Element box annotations
^^^^^^^^
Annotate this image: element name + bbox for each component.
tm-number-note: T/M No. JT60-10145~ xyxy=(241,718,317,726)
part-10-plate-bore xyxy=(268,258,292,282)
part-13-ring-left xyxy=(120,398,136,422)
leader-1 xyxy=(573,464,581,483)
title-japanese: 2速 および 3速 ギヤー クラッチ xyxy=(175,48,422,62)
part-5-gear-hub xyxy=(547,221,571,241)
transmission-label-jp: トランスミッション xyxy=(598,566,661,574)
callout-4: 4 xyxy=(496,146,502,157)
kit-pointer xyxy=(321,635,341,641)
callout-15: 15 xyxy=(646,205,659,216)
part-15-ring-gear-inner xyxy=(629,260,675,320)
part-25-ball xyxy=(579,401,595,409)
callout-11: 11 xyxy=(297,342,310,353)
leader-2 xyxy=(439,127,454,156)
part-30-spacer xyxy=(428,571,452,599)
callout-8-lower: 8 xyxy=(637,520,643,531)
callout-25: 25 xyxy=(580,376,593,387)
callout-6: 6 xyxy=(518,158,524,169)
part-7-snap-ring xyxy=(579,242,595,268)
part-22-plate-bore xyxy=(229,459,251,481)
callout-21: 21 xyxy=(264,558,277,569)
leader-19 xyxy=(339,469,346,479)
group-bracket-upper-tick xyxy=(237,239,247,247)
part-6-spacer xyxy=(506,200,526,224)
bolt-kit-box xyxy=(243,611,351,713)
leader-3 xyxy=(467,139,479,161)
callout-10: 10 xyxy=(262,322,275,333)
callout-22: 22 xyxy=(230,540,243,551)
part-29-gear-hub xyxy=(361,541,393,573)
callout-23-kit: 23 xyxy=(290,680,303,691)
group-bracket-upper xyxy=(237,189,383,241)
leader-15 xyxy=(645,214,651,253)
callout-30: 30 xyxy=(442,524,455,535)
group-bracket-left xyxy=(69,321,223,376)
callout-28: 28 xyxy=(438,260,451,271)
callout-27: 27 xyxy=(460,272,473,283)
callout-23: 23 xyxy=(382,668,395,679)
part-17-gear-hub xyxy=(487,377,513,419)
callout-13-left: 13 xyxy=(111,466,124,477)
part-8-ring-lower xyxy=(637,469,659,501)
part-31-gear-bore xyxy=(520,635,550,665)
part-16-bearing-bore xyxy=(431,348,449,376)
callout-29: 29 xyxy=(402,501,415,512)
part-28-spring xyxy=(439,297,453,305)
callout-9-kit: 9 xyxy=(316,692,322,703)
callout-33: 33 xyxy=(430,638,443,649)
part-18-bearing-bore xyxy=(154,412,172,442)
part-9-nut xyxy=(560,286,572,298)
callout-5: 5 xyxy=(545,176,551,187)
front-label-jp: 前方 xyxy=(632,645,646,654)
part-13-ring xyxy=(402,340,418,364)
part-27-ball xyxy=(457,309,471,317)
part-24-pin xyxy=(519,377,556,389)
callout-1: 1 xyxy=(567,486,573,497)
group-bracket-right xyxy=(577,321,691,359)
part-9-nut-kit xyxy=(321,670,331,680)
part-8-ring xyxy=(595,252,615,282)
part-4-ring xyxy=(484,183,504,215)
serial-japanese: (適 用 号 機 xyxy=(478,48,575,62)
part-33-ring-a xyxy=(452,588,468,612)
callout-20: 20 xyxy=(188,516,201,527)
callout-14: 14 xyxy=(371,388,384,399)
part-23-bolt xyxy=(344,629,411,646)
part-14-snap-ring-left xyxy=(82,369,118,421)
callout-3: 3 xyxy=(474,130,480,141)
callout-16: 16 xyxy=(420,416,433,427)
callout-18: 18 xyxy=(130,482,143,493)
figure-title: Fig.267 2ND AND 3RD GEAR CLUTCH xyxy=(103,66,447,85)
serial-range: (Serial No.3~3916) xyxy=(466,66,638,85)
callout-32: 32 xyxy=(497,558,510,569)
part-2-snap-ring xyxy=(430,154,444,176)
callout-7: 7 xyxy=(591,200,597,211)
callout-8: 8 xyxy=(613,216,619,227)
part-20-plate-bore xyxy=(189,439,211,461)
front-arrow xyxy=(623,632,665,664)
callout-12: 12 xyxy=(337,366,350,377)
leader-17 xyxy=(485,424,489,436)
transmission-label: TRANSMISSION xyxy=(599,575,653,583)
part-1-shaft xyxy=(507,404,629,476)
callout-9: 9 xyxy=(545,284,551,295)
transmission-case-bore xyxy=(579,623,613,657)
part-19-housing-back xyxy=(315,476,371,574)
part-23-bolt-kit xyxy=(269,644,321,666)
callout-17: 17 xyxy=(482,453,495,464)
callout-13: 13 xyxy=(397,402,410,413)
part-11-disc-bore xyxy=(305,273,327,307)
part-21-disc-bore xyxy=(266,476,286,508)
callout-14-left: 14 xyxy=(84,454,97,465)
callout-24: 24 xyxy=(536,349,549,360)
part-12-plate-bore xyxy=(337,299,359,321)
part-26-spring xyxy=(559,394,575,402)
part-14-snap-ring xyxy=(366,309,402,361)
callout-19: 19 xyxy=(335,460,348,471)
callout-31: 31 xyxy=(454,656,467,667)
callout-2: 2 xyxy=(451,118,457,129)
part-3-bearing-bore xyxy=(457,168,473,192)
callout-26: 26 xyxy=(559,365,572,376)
^^^^^^^^
→ **Brief**
Copy out every line of the material above with no changes.

→ **The result**
Annotate this image: element name + bbox for each component.
tm-number-note: T/M No. JT60-10145~ xyxy=(241,718,317,726)
part-10-plate-bore xyxy=(268,258,292,282)
part-13-ring-left xyxy=(120,398,136,422)
leader-1 xyxy=(573,464,581,483)
title-japanese: 2速 および 3速 ギヤー クラッチ xyxy=(175,48,422,62)
part-5-gear-hub xyxy=(547,221,571,241)
transmission-label-jp: トランスミッション xyxy=(598,566,661,574)
callout-4: 4 xyxy=(496,146,502,157)
kit-pointer xyxy=(321,635,341,641)
callout-15: 15 xyxy=(646,205,659,216)
part-15-ring-gear-inner xyxy=(629,260,675,320)
part-25-ball xyxy=(579,401,595,409)
callout-11: 11 xyxy=(297,342,310,353)
leader-2 xyxy=(439,127,454,156)
part-30-spacer xyxy=(428,571,452,599)
callout-8-lower: 8 xyxy=(637,520,643,531)
callout-25: 25 xyxy=(580,376,593,387)
callout-6: 6 xyxy=(518,158,524,169)
part-7-snap-ring xyxy=(579,242,595,268)
part-22-plate-bore xyxy=(229,459,251,481)
callout-21: 21 xyxy=(264,558,277,569)
leader-19 xyxy=(339,469,346,479)
group-bracket-upper-tick xyxy=(237,239,247,247)
part-6-spacer xyxy=(506,200,526,224)
bolt-kit-box xyxy=(243,611,351,713)
leader-3 xyxy=(467,139,479,161)
callout-10: 10 xyxy=(262,322,275,333)
callout-22: 22 xyxy=(230,540,243,551)
part-29-gear-hub xyxy=(361,541,393,573)
callout-23-kit: 23 xyxy=(290,680,303,691)
group-bracket-upper xyxy=(237,189,383,241)
leader-15 xyxy=(645,214,651,253)
callout-30: 30 xyxy=(442,524,455,535)
group-bracket-left xyxy=(69,321,223,376)
callout-28: 28 xyxy=(438,260,451,271)
callout-27: 27 xyxy=(460,272,473,283)
callout-23: 23 xyxy=(382,668,395,679)
part-17-gear-hub xyxy=(487,377,513,419)
callout-13-left: 13 xyxy=(111,466,124,477)
part-8-ring-lower xyxy=(637,469,659,501)
part-31-gear-bore xyxy=(520,635,550,665)
part-16-bearing-bore xyxy=(431,348,449,376)
callout-29: 29 xyxy=(402,501,415,512)
part-28-spring xyxy=(439,297,453,305)
callout-9-kit: 9 xyxy=(316,692,322,703)
callout-33: 33 xyxy=(430,638,443,649)
part-18-bearing-bore xyxy=(154,412,172,442)
part-9-nut xyxy=(560,286,572,298)
callout-5: 5 xyxy=(545,176,551,187)
front-label-jp: 前方 xyxy=(632,645,646,654)
part-13-ring xyxy=(402,340,418,364)
part-27-ball xyxy=(457,309,471,317)
part-24-pin xyxy=(519,377,556,389)
callout-1: 1 xyxy=(567,486,573,497)
group-bracket-right xyxy=(577,321,691,359)
part-9-nut-kit xyxy=(321,670,331,680)
part-8-ring xyxy=(595,252,615,282)
part-4-ring xyxy=(484,183,504,215)
serial-japanese: (適 用 号 機 xyxy=(478,48,575,62)
part-33-ring-a xyxy=(452,588,468,612)
callout-20: 20 xyxy=(188,516,201,527)
callout-14: 14 xyxy=(371,388,384,399)
part-23-bolt xyxy=(344,629,411,646)
part-14-snap-ring-left xyxy=(82,369,118,421)
callout-3: 3 xyxy=(474,130,480,141)
callout-16: 16 xyxy=(420,416,433,427)
callout-18: 18 xyxy=(130,482,143,493)
figure-title: Fig.267 2ND AND 3RD GEAR CLUTCH xyxy=(103,66,447,85)
serial-range: (Serial No.3~3916) xyxy=(466,66,638,85)
callout-32: 32 xyxy=(497,558,510,569)
part-2-snap-ring xyxy=(430,154,444,176)
callout-7: 7 xyxy=(591,200,597,211)
callout-8: 8 xyxy=(613,216,619,227)
part-20-plate-bore xyxy=(189,439,211,461)
front-arrow xyxy=(623,632,665,664)
callout-12: 12 xyxy=(337,366,350,377)
leader-17 xyxy=(485,424,489,436)
transmission-label: TRANSMISSION xyxy=(599,575,653,583)
part-1-shaft xyxy=(507,404,629,476)
callout-9: 9 xyxy=(545,284,551,295)
transmission-case-bore xyxy=(579,623,613,657)
part-19-housing-back xyxy=(315,476,371,574)
part-23-bolt-kit xyxy=(269,644,321,666)
callout-17: 17 xyxy=(482,453,495,464)
callout-13: 13 xyxy=(397,402,410,413)
part-11-disc-bore xyxy=(305,273,327,307)
part-21-disc-bore xyxy=(266,476,286,508)
callout-14-left: 14 xyxy=(84,454,97,465)
callout-24: 24 xyxy=(536,349,549,360)
part-12-plate-bore xyxy=(337,299,359,321)
part-26-spring xyxy=(559,394,575,402)
part-14-snap-ring xyxy=(366,309,402,361)
callout-19: 19 xyxy=(335,460,348,471)
callout-31: 31 xyxy=(454,656,467,667)
callout-2: 2 xyxy=(451,118,457,129)
part-3-bearing-bore xyxy=(457,168,473,192)
callout-26: 26 xyxy=(559,365,572,376)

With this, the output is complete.